##### Given entries

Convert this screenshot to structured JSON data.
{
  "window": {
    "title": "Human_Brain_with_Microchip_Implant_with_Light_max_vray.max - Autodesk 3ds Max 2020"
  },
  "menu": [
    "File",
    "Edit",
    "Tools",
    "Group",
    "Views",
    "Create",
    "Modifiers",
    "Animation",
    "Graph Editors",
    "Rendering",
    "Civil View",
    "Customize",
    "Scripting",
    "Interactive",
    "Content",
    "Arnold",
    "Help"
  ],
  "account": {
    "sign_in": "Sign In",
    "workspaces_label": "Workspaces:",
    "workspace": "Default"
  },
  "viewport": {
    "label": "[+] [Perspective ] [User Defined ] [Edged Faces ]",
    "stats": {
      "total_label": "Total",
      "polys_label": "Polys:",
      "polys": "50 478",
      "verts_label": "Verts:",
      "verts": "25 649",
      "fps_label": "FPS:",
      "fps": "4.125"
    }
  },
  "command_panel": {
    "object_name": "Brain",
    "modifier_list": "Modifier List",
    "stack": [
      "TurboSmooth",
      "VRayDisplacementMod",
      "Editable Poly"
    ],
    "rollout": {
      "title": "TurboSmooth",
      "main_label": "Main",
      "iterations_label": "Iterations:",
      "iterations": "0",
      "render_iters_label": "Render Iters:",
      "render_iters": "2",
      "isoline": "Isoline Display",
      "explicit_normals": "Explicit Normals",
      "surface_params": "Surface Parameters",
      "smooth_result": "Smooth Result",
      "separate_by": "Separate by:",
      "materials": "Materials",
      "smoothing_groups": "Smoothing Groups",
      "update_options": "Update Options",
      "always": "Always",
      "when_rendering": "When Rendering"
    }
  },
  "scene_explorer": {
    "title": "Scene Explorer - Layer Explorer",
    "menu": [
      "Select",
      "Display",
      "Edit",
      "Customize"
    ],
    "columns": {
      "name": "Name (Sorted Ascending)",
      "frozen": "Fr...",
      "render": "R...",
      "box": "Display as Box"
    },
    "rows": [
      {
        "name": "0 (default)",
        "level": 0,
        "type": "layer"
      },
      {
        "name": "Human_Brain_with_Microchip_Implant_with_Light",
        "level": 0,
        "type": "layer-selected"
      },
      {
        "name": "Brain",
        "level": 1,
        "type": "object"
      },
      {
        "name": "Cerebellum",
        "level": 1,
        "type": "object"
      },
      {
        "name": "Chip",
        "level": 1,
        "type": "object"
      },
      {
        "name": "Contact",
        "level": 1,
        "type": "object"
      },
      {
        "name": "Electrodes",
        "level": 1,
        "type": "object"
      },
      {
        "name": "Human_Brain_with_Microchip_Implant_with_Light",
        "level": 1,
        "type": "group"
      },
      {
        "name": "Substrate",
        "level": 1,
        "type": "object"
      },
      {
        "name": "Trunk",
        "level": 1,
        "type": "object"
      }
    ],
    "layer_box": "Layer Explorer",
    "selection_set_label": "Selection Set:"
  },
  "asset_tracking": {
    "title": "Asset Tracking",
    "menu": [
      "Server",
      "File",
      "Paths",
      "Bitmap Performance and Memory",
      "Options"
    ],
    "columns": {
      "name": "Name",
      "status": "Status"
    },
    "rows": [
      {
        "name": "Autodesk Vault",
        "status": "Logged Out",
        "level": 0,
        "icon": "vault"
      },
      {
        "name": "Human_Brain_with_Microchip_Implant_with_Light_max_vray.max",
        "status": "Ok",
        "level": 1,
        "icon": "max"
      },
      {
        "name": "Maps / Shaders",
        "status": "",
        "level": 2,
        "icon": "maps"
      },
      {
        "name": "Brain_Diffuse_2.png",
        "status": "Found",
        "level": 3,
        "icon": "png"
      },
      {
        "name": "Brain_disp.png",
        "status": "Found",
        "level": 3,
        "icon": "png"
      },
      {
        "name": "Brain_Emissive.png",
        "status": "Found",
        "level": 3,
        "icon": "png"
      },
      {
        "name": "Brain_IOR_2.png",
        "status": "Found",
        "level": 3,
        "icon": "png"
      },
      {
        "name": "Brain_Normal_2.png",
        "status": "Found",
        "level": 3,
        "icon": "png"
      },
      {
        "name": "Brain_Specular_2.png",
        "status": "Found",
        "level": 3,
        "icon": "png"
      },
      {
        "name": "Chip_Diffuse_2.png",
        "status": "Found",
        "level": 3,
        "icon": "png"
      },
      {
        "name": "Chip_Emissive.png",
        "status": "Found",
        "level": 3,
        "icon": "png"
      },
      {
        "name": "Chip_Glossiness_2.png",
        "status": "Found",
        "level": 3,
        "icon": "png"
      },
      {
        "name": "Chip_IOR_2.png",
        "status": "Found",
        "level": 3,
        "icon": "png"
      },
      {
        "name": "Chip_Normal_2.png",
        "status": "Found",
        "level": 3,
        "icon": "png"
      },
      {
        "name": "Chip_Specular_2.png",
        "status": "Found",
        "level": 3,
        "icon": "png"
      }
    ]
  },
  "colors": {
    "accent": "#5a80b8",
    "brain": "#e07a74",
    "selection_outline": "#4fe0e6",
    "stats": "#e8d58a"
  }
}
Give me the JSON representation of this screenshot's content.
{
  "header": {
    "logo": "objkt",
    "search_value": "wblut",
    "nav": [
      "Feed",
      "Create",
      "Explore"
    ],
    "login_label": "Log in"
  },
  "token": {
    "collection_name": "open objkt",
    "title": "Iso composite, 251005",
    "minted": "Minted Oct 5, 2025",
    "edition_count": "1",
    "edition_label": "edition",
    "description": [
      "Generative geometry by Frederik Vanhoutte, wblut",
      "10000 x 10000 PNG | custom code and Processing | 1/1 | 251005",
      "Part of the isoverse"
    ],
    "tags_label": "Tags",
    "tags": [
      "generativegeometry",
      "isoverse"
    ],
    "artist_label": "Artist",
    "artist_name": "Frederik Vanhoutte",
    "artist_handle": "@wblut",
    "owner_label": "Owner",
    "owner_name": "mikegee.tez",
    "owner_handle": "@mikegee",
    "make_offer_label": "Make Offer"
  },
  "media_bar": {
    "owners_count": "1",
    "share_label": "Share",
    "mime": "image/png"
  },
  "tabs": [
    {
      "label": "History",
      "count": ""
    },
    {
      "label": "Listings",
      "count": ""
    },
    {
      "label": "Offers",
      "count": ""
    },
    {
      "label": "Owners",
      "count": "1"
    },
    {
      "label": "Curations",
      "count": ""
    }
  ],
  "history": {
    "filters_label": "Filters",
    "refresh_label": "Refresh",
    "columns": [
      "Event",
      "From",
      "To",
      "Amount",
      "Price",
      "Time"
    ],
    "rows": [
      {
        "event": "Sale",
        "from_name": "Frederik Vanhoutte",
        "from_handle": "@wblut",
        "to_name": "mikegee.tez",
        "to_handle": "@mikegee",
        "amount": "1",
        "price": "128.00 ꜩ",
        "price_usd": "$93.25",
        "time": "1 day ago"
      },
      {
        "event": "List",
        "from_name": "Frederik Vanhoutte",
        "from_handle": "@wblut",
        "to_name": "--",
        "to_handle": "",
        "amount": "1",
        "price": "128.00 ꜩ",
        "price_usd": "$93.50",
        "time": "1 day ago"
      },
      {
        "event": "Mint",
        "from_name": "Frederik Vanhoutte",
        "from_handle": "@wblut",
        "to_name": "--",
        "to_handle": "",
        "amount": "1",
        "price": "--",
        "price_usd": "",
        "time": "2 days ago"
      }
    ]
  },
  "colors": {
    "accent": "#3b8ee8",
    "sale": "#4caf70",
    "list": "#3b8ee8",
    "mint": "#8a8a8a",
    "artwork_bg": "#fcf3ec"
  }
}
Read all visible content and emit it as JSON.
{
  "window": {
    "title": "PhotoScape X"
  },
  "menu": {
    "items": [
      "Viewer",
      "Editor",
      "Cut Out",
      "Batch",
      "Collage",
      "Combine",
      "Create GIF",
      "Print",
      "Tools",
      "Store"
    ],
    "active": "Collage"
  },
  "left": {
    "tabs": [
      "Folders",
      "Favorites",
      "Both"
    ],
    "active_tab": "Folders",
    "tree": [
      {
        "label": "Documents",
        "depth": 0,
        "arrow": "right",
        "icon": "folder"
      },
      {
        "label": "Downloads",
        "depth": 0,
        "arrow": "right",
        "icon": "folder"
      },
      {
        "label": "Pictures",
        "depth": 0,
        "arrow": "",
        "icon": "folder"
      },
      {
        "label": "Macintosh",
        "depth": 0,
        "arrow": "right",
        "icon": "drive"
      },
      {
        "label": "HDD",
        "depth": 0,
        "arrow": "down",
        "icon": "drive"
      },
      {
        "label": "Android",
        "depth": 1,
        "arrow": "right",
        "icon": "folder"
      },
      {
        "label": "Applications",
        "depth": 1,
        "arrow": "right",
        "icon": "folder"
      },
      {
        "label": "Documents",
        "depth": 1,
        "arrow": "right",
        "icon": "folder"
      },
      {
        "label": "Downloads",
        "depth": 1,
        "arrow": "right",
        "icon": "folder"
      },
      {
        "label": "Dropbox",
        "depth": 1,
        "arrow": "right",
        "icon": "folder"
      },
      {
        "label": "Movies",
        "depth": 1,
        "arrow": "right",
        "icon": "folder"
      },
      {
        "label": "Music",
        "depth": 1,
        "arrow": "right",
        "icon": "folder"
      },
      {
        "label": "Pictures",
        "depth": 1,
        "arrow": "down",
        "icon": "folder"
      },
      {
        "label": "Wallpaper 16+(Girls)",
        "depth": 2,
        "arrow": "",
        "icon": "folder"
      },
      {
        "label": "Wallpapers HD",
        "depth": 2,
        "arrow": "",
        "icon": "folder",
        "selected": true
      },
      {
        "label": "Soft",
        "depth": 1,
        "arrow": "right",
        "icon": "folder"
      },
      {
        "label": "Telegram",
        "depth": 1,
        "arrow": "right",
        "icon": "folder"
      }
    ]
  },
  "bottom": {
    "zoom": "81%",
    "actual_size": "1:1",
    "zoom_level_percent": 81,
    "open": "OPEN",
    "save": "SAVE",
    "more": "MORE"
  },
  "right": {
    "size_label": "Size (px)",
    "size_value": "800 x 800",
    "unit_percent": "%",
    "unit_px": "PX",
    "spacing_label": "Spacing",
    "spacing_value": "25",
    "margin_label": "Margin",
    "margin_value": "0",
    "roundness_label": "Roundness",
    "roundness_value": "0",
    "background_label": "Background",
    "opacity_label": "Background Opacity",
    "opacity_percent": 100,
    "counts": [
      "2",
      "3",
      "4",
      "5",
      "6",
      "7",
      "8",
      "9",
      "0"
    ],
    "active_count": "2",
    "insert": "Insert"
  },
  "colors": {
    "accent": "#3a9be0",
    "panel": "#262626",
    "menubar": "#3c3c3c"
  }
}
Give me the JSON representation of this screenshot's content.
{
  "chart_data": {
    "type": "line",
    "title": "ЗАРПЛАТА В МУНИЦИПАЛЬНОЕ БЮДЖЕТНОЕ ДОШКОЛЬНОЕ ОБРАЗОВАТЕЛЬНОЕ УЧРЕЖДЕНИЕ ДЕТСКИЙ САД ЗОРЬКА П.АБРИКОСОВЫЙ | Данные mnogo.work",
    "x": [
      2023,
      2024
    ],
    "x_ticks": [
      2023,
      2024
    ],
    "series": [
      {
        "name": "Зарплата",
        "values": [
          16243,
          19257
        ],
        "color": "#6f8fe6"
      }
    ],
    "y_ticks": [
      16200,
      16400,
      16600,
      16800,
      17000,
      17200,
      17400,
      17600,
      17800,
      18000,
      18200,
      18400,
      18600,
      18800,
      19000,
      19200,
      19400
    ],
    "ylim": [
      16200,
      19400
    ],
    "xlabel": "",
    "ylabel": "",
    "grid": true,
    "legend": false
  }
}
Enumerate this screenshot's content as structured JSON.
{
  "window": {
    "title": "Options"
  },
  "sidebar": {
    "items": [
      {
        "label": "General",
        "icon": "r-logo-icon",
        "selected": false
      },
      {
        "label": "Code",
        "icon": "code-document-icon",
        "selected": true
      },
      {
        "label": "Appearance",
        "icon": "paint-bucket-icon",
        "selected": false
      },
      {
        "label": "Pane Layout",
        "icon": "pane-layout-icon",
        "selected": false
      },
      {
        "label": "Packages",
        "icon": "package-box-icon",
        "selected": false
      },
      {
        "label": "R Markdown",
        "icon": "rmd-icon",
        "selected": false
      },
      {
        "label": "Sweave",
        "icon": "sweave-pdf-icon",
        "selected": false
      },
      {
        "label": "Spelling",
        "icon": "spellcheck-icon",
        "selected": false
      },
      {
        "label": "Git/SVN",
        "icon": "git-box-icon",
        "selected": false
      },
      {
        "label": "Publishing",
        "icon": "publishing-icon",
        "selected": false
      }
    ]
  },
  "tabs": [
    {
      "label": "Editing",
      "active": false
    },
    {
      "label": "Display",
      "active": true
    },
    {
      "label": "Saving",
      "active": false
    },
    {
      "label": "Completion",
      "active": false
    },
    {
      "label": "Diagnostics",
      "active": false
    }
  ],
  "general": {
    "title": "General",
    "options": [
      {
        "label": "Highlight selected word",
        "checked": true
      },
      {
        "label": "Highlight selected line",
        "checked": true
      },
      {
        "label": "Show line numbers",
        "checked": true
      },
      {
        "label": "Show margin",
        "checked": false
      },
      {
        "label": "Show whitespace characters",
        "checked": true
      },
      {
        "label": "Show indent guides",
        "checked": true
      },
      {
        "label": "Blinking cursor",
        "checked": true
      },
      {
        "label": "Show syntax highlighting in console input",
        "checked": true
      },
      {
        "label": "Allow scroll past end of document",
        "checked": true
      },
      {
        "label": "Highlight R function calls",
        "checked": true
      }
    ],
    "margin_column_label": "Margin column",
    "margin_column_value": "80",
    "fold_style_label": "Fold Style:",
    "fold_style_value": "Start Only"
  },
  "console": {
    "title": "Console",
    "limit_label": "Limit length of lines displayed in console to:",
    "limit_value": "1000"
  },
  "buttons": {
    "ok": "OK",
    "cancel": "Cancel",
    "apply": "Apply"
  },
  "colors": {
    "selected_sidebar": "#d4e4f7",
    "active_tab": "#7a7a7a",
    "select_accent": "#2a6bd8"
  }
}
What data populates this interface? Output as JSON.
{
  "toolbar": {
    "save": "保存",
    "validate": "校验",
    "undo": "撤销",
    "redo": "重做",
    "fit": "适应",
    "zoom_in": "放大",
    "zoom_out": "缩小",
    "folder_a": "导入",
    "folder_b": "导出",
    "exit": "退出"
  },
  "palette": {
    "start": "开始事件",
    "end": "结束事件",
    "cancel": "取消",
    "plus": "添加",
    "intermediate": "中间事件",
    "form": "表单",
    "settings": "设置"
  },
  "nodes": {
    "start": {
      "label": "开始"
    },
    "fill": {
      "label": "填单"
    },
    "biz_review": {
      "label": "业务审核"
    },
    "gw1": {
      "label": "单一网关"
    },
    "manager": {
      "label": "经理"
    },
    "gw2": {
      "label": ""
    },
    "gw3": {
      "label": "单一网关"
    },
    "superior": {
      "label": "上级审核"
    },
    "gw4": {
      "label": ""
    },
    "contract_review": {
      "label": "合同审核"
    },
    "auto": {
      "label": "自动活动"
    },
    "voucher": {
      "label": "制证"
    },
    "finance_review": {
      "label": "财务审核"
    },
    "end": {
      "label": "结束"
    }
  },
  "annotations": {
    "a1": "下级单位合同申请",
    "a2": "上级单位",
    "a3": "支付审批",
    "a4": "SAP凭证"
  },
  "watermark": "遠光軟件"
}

##########

* Short exercise: Find every line that includes the string "Rendering". Report how many there are and nothing else.

* The response: 2